● **Goal of the exercise**
From the entries below, list each line with "this".
>> BEGIN
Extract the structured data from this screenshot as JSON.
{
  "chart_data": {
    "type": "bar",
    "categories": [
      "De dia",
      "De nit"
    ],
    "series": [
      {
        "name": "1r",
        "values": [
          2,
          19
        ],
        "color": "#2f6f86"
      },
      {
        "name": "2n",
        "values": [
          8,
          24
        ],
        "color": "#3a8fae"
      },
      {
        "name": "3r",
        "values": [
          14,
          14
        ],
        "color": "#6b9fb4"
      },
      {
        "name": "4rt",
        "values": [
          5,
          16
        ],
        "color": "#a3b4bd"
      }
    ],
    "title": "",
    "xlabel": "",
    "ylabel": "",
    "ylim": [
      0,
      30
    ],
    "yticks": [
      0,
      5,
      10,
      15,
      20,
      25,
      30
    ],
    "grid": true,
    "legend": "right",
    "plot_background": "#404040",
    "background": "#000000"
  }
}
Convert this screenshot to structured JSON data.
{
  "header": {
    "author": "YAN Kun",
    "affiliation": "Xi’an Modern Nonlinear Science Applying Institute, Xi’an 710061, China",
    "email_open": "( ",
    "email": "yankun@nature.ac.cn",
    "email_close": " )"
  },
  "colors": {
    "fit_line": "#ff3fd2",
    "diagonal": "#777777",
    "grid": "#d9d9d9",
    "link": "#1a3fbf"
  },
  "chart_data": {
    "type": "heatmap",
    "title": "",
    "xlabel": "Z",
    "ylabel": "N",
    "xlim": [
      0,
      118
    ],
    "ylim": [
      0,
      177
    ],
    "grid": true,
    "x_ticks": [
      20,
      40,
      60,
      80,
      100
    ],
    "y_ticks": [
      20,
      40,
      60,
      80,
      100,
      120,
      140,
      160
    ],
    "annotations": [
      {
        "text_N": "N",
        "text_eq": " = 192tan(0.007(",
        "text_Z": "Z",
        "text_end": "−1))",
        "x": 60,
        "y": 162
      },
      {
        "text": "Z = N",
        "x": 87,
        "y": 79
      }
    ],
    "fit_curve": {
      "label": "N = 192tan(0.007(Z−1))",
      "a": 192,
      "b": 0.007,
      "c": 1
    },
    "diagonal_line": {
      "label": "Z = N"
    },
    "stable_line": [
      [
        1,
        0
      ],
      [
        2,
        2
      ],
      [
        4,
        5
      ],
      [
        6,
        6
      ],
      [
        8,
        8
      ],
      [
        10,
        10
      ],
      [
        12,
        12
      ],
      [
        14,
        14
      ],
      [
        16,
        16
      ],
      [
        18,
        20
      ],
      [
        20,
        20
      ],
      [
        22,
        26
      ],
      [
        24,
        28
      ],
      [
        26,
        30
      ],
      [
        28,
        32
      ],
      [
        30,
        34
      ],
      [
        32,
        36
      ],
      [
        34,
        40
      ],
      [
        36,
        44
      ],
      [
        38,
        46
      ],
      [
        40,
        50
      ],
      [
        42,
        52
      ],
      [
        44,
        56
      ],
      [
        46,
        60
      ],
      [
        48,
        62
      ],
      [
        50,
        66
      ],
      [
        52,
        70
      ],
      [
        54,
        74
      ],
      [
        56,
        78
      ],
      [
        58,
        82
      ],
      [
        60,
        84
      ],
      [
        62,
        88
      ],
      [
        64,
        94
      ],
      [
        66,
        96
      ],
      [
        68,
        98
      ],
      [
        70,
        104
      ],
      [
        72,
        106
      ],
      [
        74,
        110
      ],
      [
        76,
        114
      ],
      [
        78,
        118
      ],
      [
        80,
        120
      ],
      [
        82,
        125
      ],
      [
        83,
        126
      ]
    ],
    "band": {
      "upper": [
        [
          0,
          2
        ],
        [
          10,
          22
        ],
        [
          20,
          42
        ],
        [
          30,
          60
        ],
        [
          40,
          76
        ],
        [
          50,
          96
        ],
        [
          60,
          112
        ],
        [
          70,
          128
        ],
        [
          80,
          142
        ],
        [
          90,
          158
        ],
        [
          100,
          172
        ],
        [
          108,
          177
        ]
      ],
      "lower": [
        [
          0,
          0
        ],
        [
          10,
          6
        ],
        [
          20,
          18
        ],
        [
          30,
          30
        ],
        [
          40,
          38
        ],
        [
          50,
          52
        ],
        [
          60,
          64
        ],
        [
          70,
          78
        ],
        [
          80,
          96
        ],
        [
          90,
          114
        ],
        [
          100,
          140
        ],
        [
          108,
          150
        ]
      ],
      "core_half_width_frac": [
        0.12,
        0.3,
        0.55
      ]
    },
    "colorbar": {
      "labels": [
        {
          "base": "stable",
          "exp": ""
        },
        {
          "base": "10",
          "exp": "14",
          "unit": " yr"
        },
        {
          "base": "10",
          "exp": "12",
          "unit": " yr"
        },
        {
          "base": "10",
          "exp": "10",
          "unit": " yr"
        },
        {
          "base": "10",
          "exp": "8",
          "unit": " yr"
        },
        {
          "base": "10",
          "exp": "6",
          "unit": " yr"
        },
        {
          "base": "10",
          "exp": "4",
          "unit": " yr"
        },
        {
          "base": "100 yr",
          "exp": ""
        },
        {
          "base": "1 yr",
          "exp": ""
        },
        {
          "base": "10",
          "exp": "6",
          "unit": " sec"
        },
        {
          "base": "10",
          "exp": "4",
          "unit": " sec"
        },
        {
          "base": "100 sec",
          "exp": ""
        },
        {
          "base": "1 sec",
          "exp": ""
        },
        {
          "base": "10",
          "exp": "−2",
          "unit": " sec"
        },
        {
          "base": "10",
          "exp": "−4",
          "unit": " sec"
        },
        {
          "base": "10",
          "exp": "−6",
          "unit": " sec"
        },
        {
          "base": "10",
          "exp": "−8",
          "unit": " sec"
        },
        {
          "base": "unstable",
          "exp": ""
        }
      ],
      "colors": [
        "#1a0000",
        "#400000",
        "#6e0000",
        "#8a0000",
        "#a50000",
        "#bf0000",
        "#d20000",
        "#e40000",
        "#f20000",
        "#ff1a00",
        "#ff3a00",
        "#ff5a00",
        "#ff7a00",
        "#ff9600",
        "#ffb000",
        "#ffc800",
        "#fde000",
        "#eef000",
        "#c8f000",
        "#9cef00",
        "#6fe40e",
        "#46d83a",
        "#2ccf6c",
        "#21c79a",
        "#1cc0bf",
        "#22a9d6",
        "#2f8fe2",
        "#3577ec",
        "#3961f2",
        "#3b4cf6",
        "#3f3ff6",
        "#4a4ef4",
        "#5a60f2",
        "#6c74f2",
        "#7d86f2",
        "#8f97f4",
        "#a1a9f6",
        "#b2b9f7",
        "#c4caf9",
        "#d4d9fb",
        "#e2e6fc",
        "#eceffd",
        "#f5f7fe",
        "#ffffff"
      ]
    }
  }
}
>> END
● **The output**
Extract the structured data from this screenshot as JSON.
Convert this screenshot to structured JSON data.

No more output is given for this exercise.